> _WORK TO DO_
All material below is to be reproduced exactly.

> _DATA PROVIDED_
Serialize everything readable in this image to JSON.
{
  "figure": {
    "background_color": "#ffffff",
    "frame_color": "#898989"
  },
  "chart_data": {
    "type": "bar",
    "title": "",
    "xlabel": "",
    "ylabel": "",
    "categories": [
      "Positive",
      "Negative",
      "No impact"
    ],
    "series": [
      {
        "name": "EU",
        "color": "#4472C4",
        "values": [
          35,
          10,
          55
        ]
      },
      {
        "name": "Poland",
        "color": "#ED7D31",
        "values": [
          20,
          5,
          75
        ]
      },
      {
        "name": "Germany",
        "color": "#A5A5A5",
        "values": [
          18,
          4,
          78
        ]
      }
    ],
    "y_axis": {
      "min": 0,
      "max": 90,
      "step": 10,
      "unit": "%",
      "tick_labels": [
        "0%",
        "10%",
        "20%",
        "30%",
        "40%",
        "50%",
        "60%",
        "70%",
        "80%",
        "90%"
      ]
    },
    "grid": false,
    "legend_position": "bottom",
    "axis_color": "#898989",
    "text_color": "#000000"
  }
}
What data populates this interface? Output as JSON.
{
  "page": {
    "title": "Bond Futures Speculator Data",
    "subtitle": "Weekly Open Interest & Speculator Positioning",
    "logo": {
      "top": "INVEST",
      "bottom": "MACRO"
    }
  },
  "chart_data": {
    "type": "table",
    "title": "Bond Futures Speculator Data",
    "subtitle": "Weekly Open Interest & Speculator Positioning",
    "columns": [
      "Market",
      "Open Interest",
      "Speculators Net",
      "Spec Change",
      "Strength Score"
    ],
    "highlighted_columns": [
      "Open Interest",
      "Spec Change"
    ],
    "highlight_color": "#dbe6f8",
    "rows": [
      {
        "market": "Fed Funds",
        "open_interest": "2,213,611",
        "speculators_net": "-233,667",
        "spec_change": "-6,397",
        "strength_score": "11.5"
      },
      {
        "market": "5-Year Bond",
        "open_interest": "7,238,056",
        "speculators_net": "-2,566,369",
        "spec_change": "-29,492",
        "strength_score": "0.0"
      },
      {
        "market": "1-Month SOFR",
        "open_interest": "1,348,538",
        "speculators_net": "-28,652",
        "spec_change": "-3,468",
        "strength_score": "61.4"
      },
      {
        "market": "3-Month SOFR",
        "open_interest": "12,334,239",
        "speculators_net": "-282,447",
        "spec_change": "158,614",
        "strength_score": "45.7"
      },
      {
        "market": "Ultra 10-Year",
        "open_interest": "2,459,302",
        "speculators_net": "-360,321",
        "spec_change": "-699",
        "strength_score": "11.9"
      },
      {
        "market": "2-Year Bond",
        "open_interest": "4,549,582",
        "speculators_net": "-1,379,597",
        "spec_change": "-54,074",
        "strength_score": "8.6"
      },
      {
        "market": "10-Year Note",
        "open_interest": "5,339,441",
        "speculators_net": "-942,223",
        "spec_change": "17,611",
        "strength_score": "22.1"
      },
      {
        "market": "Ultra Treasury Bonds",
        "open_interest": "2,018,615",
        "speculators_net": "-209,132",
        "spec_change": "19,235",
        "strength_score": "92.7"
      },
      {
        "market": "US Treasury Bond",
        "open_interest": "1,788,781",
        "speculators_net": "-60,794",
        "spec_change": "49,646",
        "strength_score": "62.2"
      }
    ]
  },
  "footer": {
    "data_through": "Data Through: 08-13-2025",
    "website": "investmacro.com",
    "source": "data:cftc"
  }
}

> _RESULT OF THE TASK_
Serialize everything readable in this image to JSON.
{
  "figure": {
    "background_color": "#ffffff",
    "frame_color": "#898989"
  },
  "chart_data": {
    "type": "bar",
    "title": "",
    "xlabel": "",
    "ylabel": "",
    "categories": [
      "Positive",
      "Negative",
      "No impact"
    ],
    "series": [
      {
        "name": "EU",
        "color": "#4472C4",
        "values": [
          35,
          10,
          55
        ]
      },
      {
        "name": "Poland",
        "color": "#ED7D31",
        "values": [
          20,
          5,
          75
        ]
      },
      {
        "name": "Germany",
        "color": "#A5A5A5",
        "values": [
          18,
          4,
          78
        ]
      }
    ],
    "y_axis": {
      "min": 0,
      "max": 90,
      "step": 10,
      "unit": "%",
      "tick_labels": [
        "0%",
        "10%",
        "20%",
        "30%",
        "40%",
        "50%",
        "60%",
        "70%",
        "80%",
        "90%"
      ]
    },
    "grid": false,
    "legend_position": "bottom",
    "axis_color": "#898989",
    "text_color": "#000000"
  }
}
What data populates this interface? Output as JSON.
{
  "page": {
    "title": "Bond Futures Speculator Data",
    "subtitle": "Weekly Open Interest & Speculator Positioning",
    "logo": {
      "top": "INVEST",
      "bottom": "MACRO"
    }
  },
  "chart_data": {
    "type": "table",
    "title": "Bond Futures Speculator Data",
    "subtitle": "Weekly Open Interest & Speculator Positioning",
    "columns": [
      "Market",
      "Open Interest",
      "Speculators Net",
      "Spec Change",
      "Strength Score"
    ],
    "highlighted_columns": [
      "Open Interest",
      "Spec Change"
    ],
    "highlight_color": "#dbe6f8",
    "rows": [
      {
        "market": "Fed Funds",
        "open_interest": "2,213,611",
        "speculators_net": "-233,667",
        "spec_change": "-6,397",
        "strength_score": "11.5"
      },
      {
        "market": "5-Year Bond",
        "open_interest": "7,238,056",
        "speculators_net": "-2,566,369",
        "spec_change": "-29,492",
        "strength_score": "0.0"
      },
      {
        "market": "1-Month SOFR",
        "open_interest": "1,348,538",
        "speculators_net": "-28,652",
        "spec_change": "-3,468",
        "strength_score": "61.4"
      },
      {
        "market": "3-Month SOFR",
        "open_interest": "12,334,239",
        "speculators_net": "-282,447",
        "spec_change": "158,614",
        "strength_score": "45.7"
      },
      {
        "market": "Ultra 10-Year",
        "open_interest": "2,459,302",
        "speculators_net": "-360,321",
        "spec_change": "-699",
        "strength_score": "11.9"
      },
      {
        "market": "2-Year Bond",
        "open_interest": "4,549,582",
        "speculators_net": "-1,379,597",
        "spec_change": "-54,074",
        "strength_score": "8.6"
      },
      {
        "market": "10-Year Note",
        "open_interest": "5,339,441",
        "speculators_net": "-942,223",
        "spec_change": "17,611",
        "strength_score": "22.1"
      },
      {
        "market": "Ultra Treasury Bonds",
        "open_interest": "2,018,615",
        "speculators_net": "-209,132",
        "spec_change": "19,235",
        "strength_score": "92.7"
      },
      {
        "market": "US Treasury Bond",
        "open_interest": "1,788,781",
        "speculators_net": "-60,794",
        "spec_change": "49,646",
        "strength_score": "62.2"
      }
    ]
  },
  "footer": {
    "data_through": "Data Through: 08-13-2025",
    "website": "investmacro.com",
    "source": "data:cftc"
  }
}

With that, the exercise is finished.